%%

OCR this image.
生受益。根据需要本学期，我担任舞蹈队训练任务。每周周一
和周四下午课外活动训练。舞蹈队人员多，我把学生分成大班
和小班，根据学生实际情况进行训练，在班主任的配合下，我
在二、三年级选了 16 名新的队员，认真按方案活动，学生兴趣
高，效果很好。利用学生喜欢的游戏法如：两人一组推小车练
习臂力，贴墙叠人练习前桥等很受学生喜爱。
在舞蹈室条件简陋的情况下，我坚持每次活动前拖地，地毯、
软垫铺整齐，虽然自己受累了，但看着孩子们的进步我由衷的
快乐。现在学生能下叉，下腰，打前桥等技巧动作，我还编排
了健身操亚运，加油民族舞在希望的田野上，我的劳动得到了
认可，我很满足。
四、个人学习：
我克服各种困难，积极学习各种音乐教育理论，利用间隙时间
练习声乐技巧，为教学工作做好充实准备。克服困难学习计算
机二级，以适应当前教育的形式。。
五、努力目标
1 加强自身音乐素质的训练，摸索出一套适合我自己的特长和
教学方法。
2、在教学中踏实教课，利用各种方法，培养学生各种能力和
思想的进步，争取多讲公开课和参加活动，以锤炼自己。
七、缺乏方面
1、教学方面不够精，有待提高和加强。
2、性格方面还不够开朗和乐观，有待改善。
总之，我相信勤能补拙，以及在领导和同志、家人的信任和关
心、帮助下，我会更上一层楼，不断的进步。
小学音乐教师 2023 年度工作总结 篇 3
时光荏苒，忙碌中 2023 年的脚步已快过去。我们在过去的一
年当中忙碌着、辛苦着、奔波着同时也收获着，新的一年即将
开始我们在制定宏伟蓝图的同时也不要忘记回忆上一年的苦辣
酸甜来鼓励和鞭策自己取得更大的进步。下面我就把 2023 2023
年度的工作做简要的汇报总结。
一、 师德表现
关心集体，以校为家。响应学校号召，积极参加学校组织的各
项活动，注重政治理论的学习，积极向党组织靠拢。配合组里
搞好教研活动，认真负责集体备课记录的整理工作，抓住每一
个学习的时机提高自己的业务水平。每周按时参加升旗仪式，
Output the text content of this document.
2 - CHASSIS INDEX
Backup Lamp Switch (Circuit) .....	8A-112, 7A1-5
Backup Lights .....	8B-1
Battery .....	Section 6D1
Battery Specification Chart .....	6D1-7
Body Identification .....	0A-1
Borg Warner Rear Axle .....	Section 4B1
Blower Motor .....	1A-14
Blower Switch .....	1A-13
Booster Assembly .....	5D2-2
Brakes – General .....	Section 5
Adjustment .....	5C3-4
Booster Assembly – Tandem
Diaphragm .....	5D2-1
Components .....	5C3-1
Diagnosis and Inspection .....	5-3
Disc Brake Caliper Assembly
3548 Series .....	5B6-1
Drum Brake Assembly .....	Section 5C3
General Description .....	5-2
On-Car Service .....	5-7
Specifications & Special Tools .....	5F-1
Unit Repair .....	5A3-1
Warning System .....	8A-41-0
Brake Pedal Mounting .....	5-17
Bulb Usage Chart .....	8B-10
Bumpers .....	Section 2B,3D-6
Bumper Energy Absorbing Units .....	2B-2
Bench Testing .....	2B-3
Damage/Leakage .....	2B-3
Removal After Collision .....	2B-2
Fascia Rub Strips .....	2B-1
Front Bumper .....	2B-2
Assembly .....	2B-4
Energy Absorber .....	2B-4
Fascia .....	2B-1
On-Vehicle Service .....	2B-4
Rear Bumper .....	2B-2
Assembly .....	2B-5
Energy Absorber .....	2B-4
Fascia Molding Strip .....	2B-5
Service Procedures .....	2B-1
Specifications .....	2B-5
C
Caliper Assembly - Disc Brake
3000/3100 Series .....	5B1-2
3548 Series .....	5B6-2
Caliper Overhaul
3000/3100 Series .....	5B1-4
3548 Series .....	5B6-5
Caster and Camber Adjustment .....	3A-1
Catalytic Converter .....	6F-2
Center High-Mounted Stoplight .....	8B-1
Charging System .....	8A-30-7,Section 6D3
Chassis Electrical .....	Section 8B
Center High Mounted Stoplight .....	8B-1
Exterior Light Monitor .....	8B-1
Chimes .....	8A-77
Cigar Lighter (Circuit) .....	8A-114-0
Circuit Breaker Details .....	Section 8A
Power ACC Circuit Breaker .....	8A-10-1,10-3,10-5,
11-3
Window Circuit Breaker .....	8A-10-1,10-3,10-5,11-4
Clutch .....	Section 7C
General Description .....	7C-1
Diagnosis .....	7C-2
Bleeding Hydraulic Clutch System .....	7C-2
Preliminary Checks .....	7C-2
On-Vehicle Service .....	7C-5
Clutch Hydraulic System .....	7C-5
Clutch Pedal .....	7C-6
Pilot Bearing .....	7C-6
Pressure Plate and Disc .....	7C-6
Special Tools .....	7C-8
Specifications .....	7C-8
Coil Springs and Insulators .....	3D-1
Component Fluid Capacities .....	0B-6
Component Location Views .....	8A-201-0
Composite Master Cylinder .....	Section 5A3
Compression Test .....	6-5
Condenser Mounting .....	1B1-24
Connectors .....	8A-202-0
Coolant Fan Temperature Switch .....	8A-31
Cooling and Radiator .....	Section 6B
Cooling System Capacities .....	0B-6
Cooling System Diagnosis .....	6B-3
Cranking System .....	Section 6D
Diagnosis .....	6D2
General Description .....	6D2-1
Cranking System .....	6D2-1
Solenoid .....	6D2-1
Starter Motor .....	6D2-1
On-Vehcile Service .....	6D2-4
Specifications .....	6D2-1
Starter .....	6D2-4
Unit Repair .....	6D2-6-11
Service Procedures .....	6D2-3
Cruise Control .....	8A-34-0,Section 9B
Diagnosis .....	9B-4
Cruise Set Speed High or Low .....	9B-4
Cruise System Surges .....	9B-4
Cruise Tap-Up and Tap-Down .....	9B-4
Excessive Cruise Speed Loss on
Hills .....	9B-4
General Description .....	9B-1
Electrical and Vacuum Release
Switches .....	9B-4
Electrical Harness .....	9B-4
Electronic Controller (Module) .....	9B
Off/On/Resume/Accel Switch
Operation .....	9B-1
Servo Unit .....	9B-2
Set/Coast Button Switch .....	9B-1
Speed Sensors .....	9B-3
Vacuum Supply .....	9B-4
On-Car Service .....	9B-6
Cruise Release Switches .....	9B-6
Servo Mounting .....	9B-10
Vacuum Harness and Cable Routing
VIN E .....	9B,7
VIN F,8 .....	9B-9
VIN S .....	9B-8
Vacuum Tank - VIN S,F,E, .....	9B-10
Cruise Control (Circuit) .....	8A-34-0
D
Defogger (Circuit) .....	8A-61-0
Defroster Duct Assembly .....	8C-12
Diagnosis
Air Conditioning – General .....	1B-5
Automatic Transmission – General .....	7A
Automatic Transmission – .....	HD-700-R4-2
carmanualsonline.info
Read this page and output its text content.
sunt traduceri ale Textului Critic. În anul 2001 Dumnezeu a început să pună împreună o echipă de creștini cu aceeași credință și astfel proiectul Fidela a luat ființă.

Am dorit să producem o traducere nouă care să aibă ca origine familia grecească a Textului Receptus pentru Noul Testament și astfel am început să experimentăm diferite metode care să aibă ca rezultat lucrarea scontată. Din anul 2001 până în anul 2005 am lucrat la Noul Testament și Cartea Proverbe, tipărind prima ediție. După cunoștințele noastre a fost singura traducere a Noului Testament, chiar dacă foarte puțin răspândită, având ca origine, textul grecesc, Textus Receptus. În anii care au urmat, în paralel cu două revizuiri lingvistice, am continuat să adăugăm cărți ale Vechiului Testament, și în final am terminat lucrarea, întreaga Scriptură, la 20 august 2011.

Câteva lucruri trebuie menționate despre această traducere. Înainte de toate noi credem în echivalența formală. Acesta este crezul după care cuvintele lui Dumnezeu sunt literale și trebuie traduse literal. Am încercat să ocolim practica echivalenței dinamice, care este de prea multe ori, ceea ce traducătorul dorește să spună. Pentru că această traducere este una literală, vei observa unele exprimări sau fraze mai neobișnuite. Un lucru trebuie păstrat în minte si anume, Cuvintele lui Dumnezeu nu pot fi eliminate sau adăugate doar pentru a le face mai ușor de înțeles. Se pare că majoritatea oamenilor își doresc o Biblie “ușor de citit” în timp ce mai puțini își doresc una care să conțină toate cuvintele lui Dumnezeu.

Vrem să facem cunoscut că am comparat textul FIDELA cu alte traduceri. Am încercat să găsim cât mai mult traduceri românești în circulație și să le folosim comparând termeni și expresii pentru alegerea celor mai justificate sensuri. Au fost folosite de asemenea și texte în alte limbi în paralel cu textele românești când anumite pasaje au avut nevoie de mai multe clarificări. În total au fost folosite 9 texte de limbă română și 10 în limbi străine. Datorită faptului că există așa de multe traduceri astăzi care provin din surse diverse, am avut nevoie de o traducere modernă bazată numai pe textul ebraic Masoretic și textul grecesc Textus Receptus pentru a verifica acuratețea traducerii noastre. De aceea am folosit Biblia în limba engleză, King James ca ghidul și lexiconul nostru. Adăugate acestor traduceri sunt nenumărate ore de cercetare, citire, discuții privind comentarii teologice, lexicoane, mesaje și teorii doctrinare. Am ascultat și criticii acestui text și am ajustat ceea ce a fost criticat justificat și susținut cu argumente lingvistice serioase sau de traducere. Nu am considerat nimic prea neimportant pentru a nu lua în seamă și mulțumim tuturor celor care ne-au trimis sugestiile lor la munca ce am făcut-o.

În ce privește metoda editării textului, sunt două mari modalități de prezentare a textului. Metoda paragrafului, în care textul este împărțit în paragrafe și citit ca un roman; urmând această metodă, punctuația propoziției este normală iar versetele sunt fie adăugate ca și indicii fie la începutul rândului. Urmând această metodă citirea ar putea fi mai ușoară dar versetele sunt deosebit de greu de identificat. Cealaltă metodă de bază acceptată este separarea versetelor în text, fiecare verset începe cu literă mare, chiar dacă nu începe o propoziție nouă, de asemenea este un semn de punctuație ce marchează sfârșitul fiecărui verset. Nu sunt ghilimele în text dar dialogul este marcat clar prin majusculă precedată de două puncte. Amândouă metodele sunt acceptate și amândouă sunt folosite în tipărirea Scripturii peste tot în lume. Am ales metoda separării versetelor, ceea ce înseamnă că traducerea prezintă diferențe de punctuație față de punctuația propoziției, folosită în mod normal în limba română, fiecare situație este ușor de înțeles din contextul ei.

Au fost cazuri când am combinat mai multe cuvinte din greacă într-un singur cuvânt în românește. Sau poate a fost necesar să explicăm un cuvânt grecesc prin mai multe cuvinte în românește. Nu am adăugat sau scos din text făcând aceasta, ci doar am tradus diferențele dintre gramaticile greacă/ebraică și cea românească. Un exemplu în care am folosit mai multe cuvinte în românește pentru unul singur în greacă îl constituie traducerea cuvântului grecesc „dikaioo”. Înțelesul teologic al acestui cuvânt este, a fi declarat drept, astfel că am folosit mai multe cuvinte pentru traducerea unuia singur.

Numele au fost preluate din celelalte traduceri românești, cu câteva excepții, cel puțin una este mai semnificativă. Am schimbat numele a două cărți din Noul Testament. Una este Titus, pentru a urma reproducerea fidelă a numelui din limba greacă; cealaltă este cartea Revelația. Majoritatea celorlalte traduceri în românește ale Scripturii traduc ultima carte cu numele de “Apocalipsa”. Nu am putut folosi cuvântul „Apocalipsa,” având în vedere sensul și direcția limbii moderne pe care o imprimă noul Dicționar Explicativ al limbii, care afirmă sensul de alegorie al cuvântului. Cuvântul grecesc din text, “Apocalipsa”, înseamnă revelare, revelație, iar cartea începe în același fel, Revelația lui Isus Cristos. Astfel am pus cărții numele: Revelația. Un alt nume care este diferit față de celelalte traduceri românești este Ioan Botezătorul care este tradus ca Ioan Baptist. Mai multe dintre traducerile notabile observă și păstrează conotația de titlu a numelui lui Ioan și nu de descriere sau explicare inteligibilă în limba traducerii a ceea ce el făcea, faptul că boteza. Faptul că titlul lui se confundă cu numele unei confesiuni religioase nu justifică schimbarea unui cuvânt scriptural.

%%

→ Written instruction
Only the number is needed here: how many lines of the records contain "Procedures"?

→ Worked solution
2